WORK INSTRUCTIONS:
All lines below must be repeated exactly, with the pictures omitted.

RECORD EXTRACTS:
* * * *

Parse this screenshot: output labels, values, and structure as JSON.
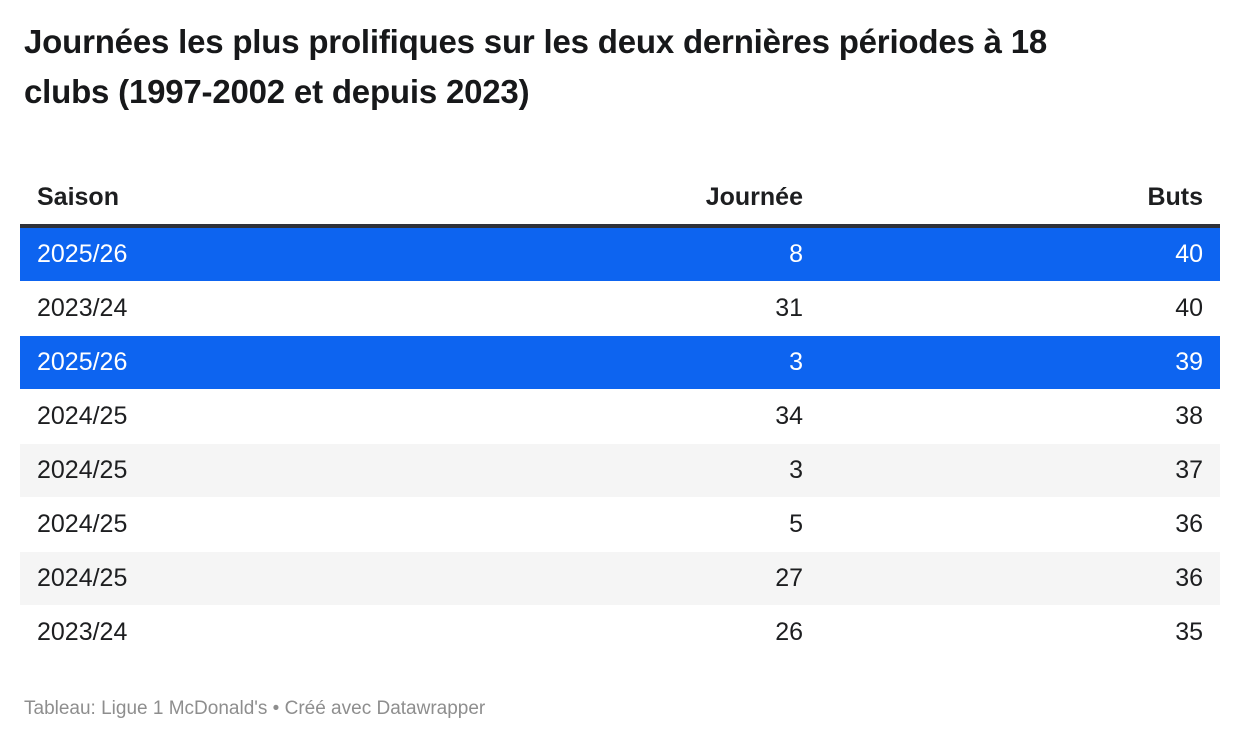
{
  "title": "Journées les plus prolifiques sur les deux dernières périodes à 18 clubs (1997-2002 et depuis 2023)",
  "chart_data": {
    "type": "table",
    "title": "Journées les plus prolifiques sur les deux dernières périodes à 18 clubs (1997-2002 et depuis 2023)",
    "columns": [
      {
        "label": "Saison",
        "align": "left"
      },
      {
        "label": "Journée",
        "align": "right"
      },
      {
        "label": "Buts",
        "align": "right"
      }
    ],
    "rows": [
      {
        "saison": "2025/26",
        "journee": 8,
        "buts": 40,
        "highlight": true
      },
      {
        "saison": "2023/24",
        "journee": 31,
        "buts": 40,
        "highlight": false
      },
      {
        "saison": "2025/26",
        "journee": 3,
        "buts": 39,
        "highlight": true
      },
      {
        "saison": "2024/25",
        "journee": 34,
        "buts": 38,
        "highlight": false
      },
      {
        "saison": "2024/25",
        "journee": 3,
        "buts": 37,
        "highlight": false
      },
      {
        "saison": "2024/25",
        "journee": 5,
        "buts": 36,
        "highlight": false
      },
      {
        "saison": "2024/25",
        "journee": 27,
        "buts": 36,
        "highlight": false
      },
      {
        "saison": "2023/24",
        "journee": 26,
        "buts": 35,
        "highlight": false
      }
    ],
    "highlighted_row_indexes": [
      0,
      2
    ],
    "layout_hints": {
      "zebra_striping": true,
      "header_rule": true
    }
  },
  "footer": {
    "text": "Tableau: Ligue 1 McDonald's • Créé avec Datawrapper"
  },
  "colors": {
    "highlight": "#0d64f0",
    "zebra": "#f5f5f5",
    "header-border": "#2e3138",
    "title-color": "#17181a",
    "text-color": "#1d1e20",
    "footer-color": "#8e8e8e"
  }
}
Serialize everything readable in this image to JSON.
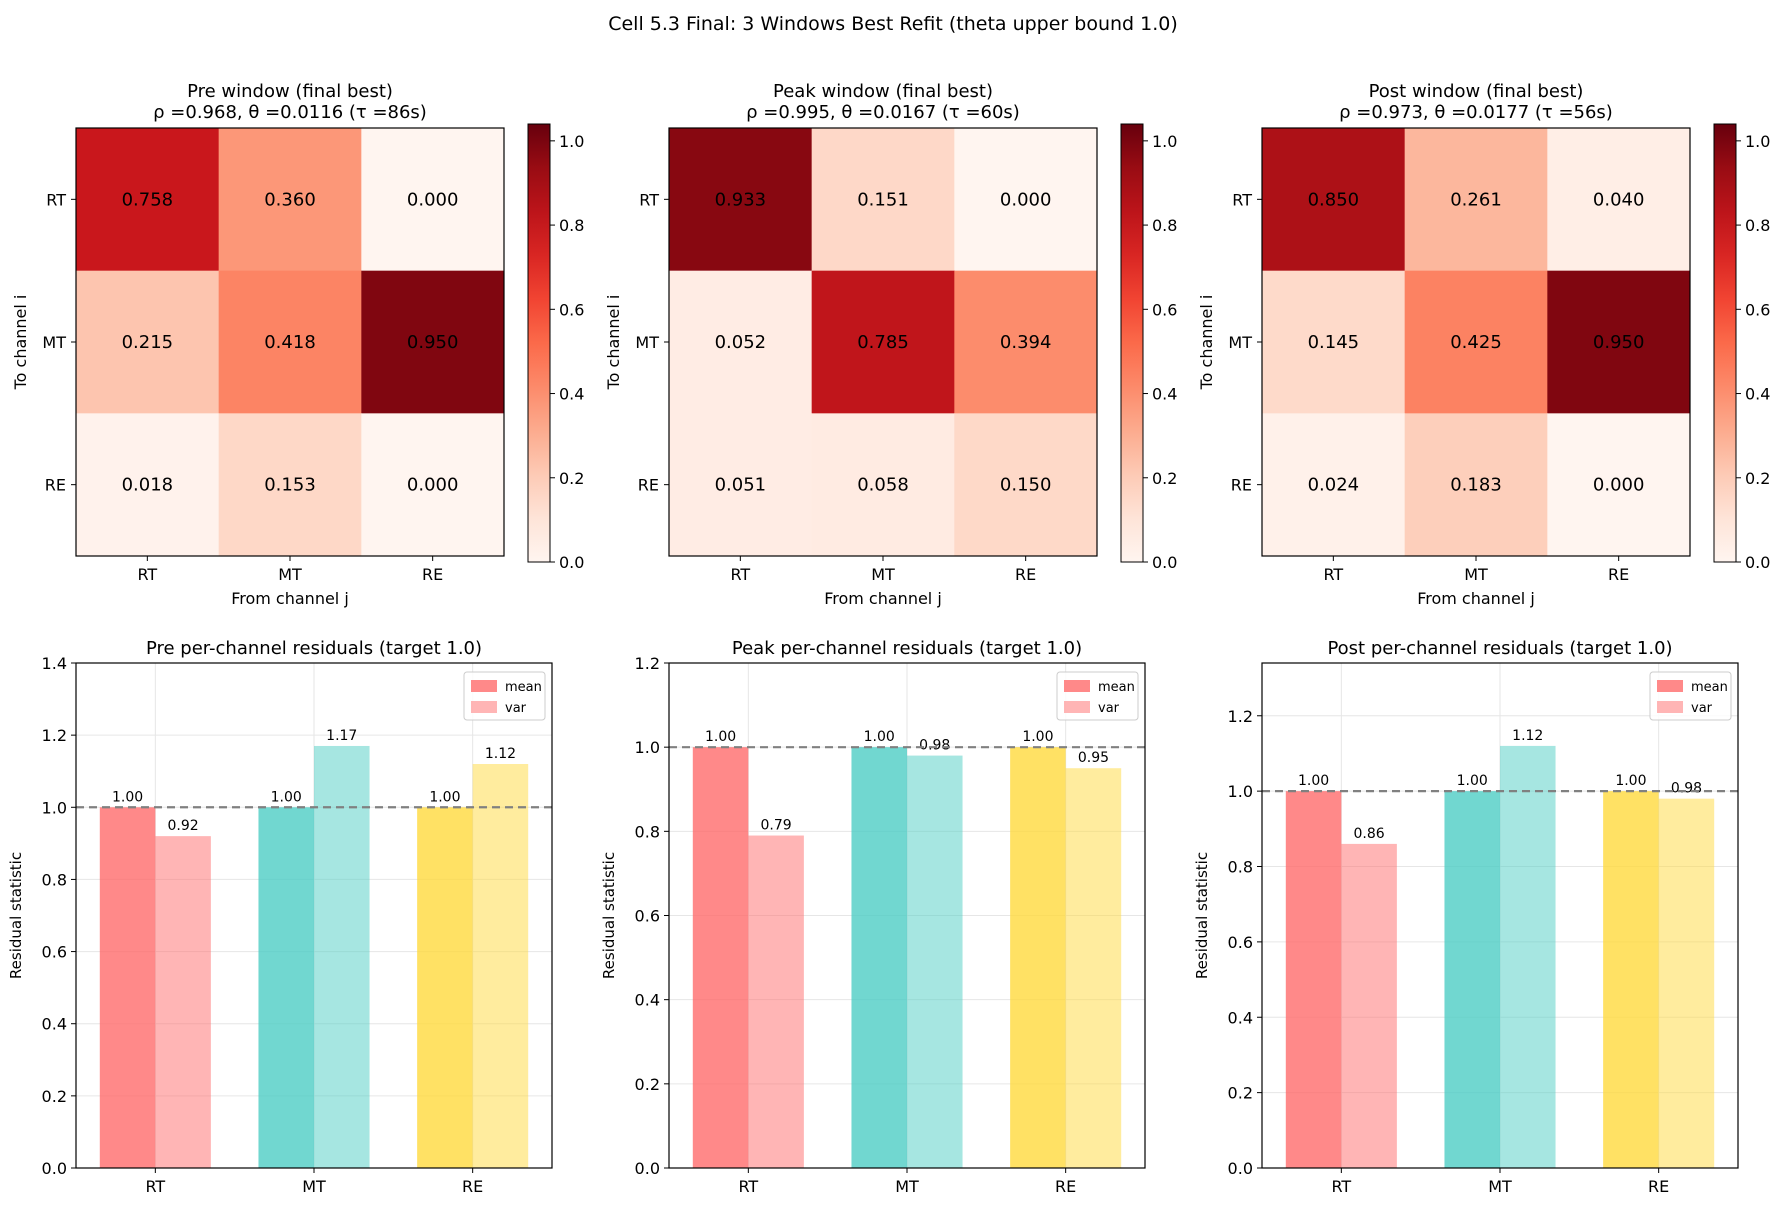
{
  "figure": {
    "suptitle": "Cell 5.3 Final: 3 Windows Best Refit (theta upper bound 1.0)"
  },
  "chart_data": [
    {
      "type": "heatmap",
      "title": "Pre window (final best)",
      "subtitle": "ρ =0.968, θ =0.0116 (τ =86s)",
      "xlabel": "From channel j",
      "ylabel": "To channel i",
      "x_categories": [
        "RT",
        "MT",
        "RE"
      ],
      "y_categories": [
        "RT",
        "MT",
        "RE"
      ],
      "values": [
        [
          0.758,
          0.36,
          0.0
        ],
        [
          0.215,
          0.418,
          0.95
        ],
        [
          0.018,
          0.153,
          0.0
        ]
      ],
      "value_labels": [
        [
          "0.758",
          "0.360",
          "0.000"
        ],
        [
          "0.215",
          "0.418",
          "0.950"
        ],
        [
          "0.018",
          "0.153",
          "0.000"
        ]
      ],
      "colormap": "Reds",
      "colorbar": {
        "range": [
          0,
          1.0
        ],
        "ticks": [
          "0.0",
          "0.2",
          "0.4",
          "0.6",
          "0.8",
          "1.0"
        ]
      }
    },
    {
      "type": "heatmap",
      "title": "Peak window (final best)",
      "subtitle": "ρ =0.995, θ =0.0167 (τ =60s)",
      "xlabel": "From channel j",
      "ylabel": "To channel i",
      "x_categories": [
        "RT",
        "MT",
        "RE"
      ],
      "y_categories": [
        "RT",
        "MT",
        "RE"
      ],
      "values": [
        [
          0.933,
          0.151,
          0.0
        ],
        [
          0.052,
          0.785,
          0.394
        ],
        [
          0.051,
          0.058,
          0.15
        ]
      ],
      "value_labels": [
        [
          "0.933",
          "0.151",
          "0.000"
        ],
        [
          "0.052",
          "0.785",
          "0.394"
        ],
        [
          "0.051",
          "0.058",
          "0.150"
        ]
      ],
      "colormap": "Reds",
      "colorbar": {
        "range": [
          0,
          1.0
        ],
        "ticks": [
          "0.0",
          "0.2",
          "0.4",
          "0.6",
          "0.8",
          "1.0"
        ]
      }
    },
    {
      "type": "heatmap",
      "title": "Post window (final best)",
      "subtitle": "ρ =0.973, θ =0.0177 (τ =56s)",
      "xlabel": "From channel j",
      "ylabel": "To channel i",
      "x_categories": [
        "RT",
        "MT",
        "RE"
      ],
      "y_categories": [
        "RT",
        "MT",
        "RE"
      ],
      "values": [
        [
          0.85,
          0.261,
          0.04
        ],
        [
          0.145,
          0.425,
          0.95
        ],
        [
          0.024,
          0.183,
          0.0
        ]
      ],
      "value_labels": [
        [
          "0.850",
          "0.261",
          "0.040"
        ],
        [
          "0.145",
          "0.425",
          "0.950"
        ],
        [
          "0.024",
          "0.183",
          "0.000"
        ]
      ],
      "colormap": "Reds",
      "colorbar": {
        "range": [
          0,
          1.0
        ],
        "ticks": [
          "0.0",
          "0.2",
          "0.4",
          "0.6",
          "0.8",
          "1.0"
        ]
      }
    },
    {
      "type": "bar",
      "title": "Pre per-channel residuals (target 1.0)",
      "xlabel": "",
      "ylabel": "Residual statistic",
      "categories": [
        "RT",
        "MT",
        "RE"
      ],
      "series": [
        {
          "name": "mean",
          "values": [
            1.0,
            1.0,
            1.0
          ],
          "labels": [
            "1.00",
            "1.00",
            "1.00"
          ]
        },
        {
          "name": "var",
          "values": [
            0.92,
            1.17,
            1.12
          ],
          "labels": [
            "0.92",
            "1.17",
            "1.12"
          ]
        }
      ],
      "category_colors": [
        "#ff6b6b",
        "#4ecdc4",
        "#ffd93d"
      ],
      "ylim": [
        0,
        1.4
      ],
      "yticks": [
        "0.0",
        "0.2",
        "0.4",
        "0.6",
        "0.8",
        "1.0",
        "1.2",
        "1.4"
      ],
      "reference_line": 1.0,
      "grid": true,
      "legend": "top-right"
    },
    {
      "type": "bar",
      "title": "Peak per-channel residuals (target 1.0)",
      "xlabel": "",
      "ylabel": "Residual statistic",
      "categories": [
        "RT",
        "MT",
        "RE"
      ],
      "series": [
        {
          "name": "mean",
          "values": [
            1.0,
            1.0,
            1.0
          ],
          "labels": [
            "1.00",
            "1.00",
            "1.00"
          ]
        },
        {
          "name": "var",
          "values": [
            0.79,
            0.98,
            0.95
          ],
          "labels": [
            "0.79",
            "0.98",
            "0.95"
          ]
        }
      ],
      "category_colors": [
        "#ff6b6b",
        "#4ecdc4",
        "#ffd93d"
      ],
      "ylim": [
        0,
        1.2
      ],
      "yticks": [
        "0.0",
        "0.2",
        "0.4",
        "0.6",
        "0.8",
        "1.0",
        "1.2"
      ],
      "reference_line": 1.0,
      "grid": true,
      "legend": "top-right"
    },
    {
      "type": "bar",
      "title": "Post per-channel residuals (target 1.0)",
      "xlabel": "",
      "ylabel": "Residual statistic",
      "categories": [
        "RT",
        "MT",
        "RE"
      ],
      "series": [
        {
          "name": "mean",
          "values": [
            1.0,
            1.0,
            1.0
          ],
          "labels": [
            "1.00",
            "1.00",
            "1.00"
          ]
        },
        {
          "name": "var",
          "values": [
            0.86,
            1.12,
            0.98
          ],
          "labels": [
            "0.86",
            "1.12",
            "0.98"
          ]
        }
      ],
      "category_colors": [
        "#ff6b6b",
        "#4ecdc4",
        "#ffd93d"
      ],
      "ylim": [
        0,
        1.34
      ],
      "yticks": [
        "0.0",
        "0.2",
        "0.4",
        "0.6",
        "0.8",
        "1.0",
        "1.2"
      ],
      "reference_line": 1.0,
      "grid": true,
      "legend": "top-right"
    }
  ]
}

* * * *

FINISHED TASK:
Parse this screenshot: output labels, values, and structure as JSON.
{
  "title": "Journées les plus prolifiques sur les deux dernières périodes à 18 clubs (1997-2002 et depuis 2023)",
  "chart_data": {
    "type": "table",
    "title": "Journées les plus prolifiques sur les deux dernières périodes à 18 clubs (1997-2002 et depuis 2023)",
    "columns": [
      {
        "label": "Saison",
        "align": "left"
      },
      {
        "label": "Journée",
        "align": "right"
      },
      {
        "label": "Buts",
        "align": "right"
      }
    ],
    "rows": [
      {
        "saison": "2025/26",
        "journee": 8,
        "buts": 40,
        "highlight": true
      },
      {
        "saison": "2023/24",
        "journee": 31,
        "buts": 40,
        "highlight": false
      },
      {
        "saison": "2025/26",
        "journee": 3,
        "buts": 39,
        "highlight": true
      },
      {
        "saison": "2024/25",
        "journee": 34,
        "buts": 38,
        "highlight": false
      },
      {
        "saison": "2024/25",
        "journee": 3,
        "buts": 37,
        "highlight": false
      },
      {
        "saison": "2024/25",
        "journee": 5,
        "buts": 36,
        "highlight": false
      },
      {
        "saison": "2024/25",
        "journee": 27,
        "buts": 36,
        "highlight": false
      },
      {
        "saison": "2023/24",
        "journee": 26,
        "buts": 35,
        "highlight": false
      }
    ],
    "highlighted_row_indexes": [
      0,
      2
    ],
    "layout_hints": {
      "zebra_striping": true,
      "header_rule": true
    }
  },
  "footer": {
    "text": "Tableau: Ligue 1 McDonald's • Créé avec Datawrapper"
  },
  "colors": {
    "highlight": "#0d64f0",
    "zebra": "#f5f5f5",
    "header-border": "#2e3138",
    "title-color": "#17181a",
    "text-color": "#1d1e20",
    "footer-color": "#8e8e8e"
  }
}
Serialize everything readable in this image to JSON.
{
  "figure": {
    "suptitle": "Cell 5.3 Final: 3 Windows Best Refit (theta upper bound 1.0)"
  },
  "chart_data": [
    {
      "type": "heatmap",
      "title": "Pre window (final best)",
      "subtitle": "ρ =0.968, θ =0.0116 (τ =86s)",
      "xlabel": "From channel j",
      "ylabel": "To channel i",
      "x_categories": [
        "RT",
        "MT",
        "RE"
      ],
      "y_categories": [
        "RT",
        "MT",
        "RE"
      ],
      "values": [
        [
          0.758,
          0.36,
          0.0
        ],
        [
          0.215,
          0.418,
          0.95
        ],
        [
          0.018,
          0.153,
          0.0
        ]
      ],
      "value_labels": [
        [
          "0.758",
          "0.360",
          "0.000"
        ],
        [
          "0.215",
          "0.418",
          "0.950"
        ],
        [
          "0.018",
          "0.153",
          "0.000"
        ]
      ],
      "colormap": "Reds",
      "colorbar": {
        "range": [
          0,
          1.0
        ],
        "ticks": [
          "0.0",
          "0.2",
          "0.4",
          "0.6",
          "0.8",
          "1.0"
        ]
      }
    },
    {
      "type": "heatmap",
      "title": "Peak window (final best)",
      "subtitle": "ρ =0.995, θ =0.0167 (τ =60s)",
      "xlabel": "From channel j",
      "ylabel": "To channel i",
      "x_categories": [
        "RT",
        "MT",
        "RE"
      ],
      "y_categories": [
        "RT",
        "MT",
        "RE"
      ],
      "values": [
        [
          0.933,
          0.151,
          0.0
        ],
        [
          0.052,
          0.785,
          0.394
        ],
        [
          0.051,
          0.058,
          0.15
        ]
      ],
      "value_labels": [
        [
          "0.933",
          "0.151",
          "0.000"
        ],
        [
          "0.052",
          "0.785",
          "0.394"
        ],
        [
          "0.051",
          "0.058",
          "0.150"
        ]
      ],
      "colormap": "Reds",
      "colorbar": {
        "range": [
          0,
          1.0
        ],
        "ticks": [
          "0.0",
          "0.2",
          "0.4",
          "0.6",
          "0.8",
          "1.0"
        ]
      }
    },
    {
      "type": "heatmap",
      "title": "Post window (final best)",
      "subtitle": "ρ =0.973, θ =0.0177 (τ =56s)",
      "xlabel": "From channel j",
      "ylabel": "To channel i",
      "x_categories": [
        "RT",
        "MT",
        "RE"
      ],
      "y_categories": [
        "RT",
        "MT",
        "RE"
      ],
      "values": [
        [
          0.85,
          0.261,
          0.04
        ],
        [
          0.145,
          0.425,
          0.95
        ],
        [
          0.024,
          0.183,
          0.0
        ]
      ],
      "value_labels": [
        [
          "0.850",
          "0.261",
          "0.040"
        ],
        [
          "0.145",
          "0.425",
          "0.950"
        ],
        [
          "0.024",
          "0.183",
          "0.000"
        ]
      ],
      "colormap": "Reds",
      "colorbar": {
        "range": [
          0,
          1.0
        ],
        "ticks": [
          "0.0",
          "0.2",
          "0.4",
          "0.6",
          "0.8",
          "1.0"
        ]
      }
    },
    {
      "type": "bar",
      "title": "Pre per-channel residuals (target 1.0)",
      "xlabel": "",
      "ylabel": "Residual statistic",
      "categories": [
        "RT",
        "MT",
        "RE"
      ],
      "series": [
        {
          "name": "mean",
          "values": [
            1.0,
            1.0,
            1.0
          ],
          "labels": [
            "1.00",
            "1.00",
            "1.00"
          ]
        },
        {
          "name": "var",
          "values": [
            0.92,
            1.17,
            1.12
          ],
          "labels": [
            "0.92",
            "1.17",
            "1.12"
          ]
        }
      ],
      "category_colors": [
        "#ff6b6b",
        "#4ecdc4",
        "#ffd93d"
      ],
      "ylim": [
        0,
        1.4
      ],
      "yticks": [
        "0.0",
        "0.2",
        "0.4",
        "0.6",
        "0.8",
        "1.0",
        "1.2",
        "1.4"
      ],
      "reference_line": 1.0,
      "grid": true,
      "legend": "top-right"
    },
    {
      "type": "bar",
      "title": "Peak per-channel residuals (target 1.0)",
      "xlabel": "",
      "ylabel": "Residual statistic",
      "categories": [
        "RT",
        "MT",
        "RE"
      ],
      "series": [
        {
          "name": "mean",
          "values": [
            1.0,
            1.0,
            1.0
          ],
          "labels": [
            "1.00",
            "1.00",
            "1.00"
          ]
        },
        {
          "name": "var",
          "values": [
            0.79,
            0.98,
            0.95
          ],
          "labels": [
            "0.79",
            "0.98",
            "0.95"
          ]
        }
      ],
      "category_colors": [
        "#ff6b6b",
        "#4ecdc4",
        "#ffd93d"
      ],
      "ylim": [
        0,
        1.2
      ],
      "yticks": [
        "0.0",
        "0.2",
        "0.4",
        "0.6",
        "0.8",
        "1.0",
        "1.2"
      ],
      "reference_line": 1.0,
      "grid": true,
      "legend": "top-right"
    },
    {
      "type": "bar",
      "title": "Post per-channel residuals (target 1.0)",
      "xlabel": "",
      "ylabel": "Residual statistic",
      "categories": [
        "RT",
        "MT",
        "RE"
      ],
      "series": [
        {
          "name": "mean",
          "values": [
            1.0,
            1.0,
            1.0
          ],
          "labels": [
            "1.00",
            "1.00",
            "1.00"
          ]
        },
        {
          "name": "var",
          "values": [
            0.86,
            1.12,
            0.98
          ],
          "labels": [
            "0.86",
            "1.12",
            "0.98"
          ]
        }
      ],
      "category_colors": [
        "#ff6b6b",
        "#4ecdc4",
        "#ffd93d"
      ],
      "ylim": [
        0,
        1.34
      ],
      "yticks": [
        "0.0",
        "0.2",
        "0.4",
        "0.6",
        "0.8",
        "1.0",
        "1.2"
      ],
      "reference_line": 1.0,
      "grid": true,
      "legend": "top-right"
    }
  ]
}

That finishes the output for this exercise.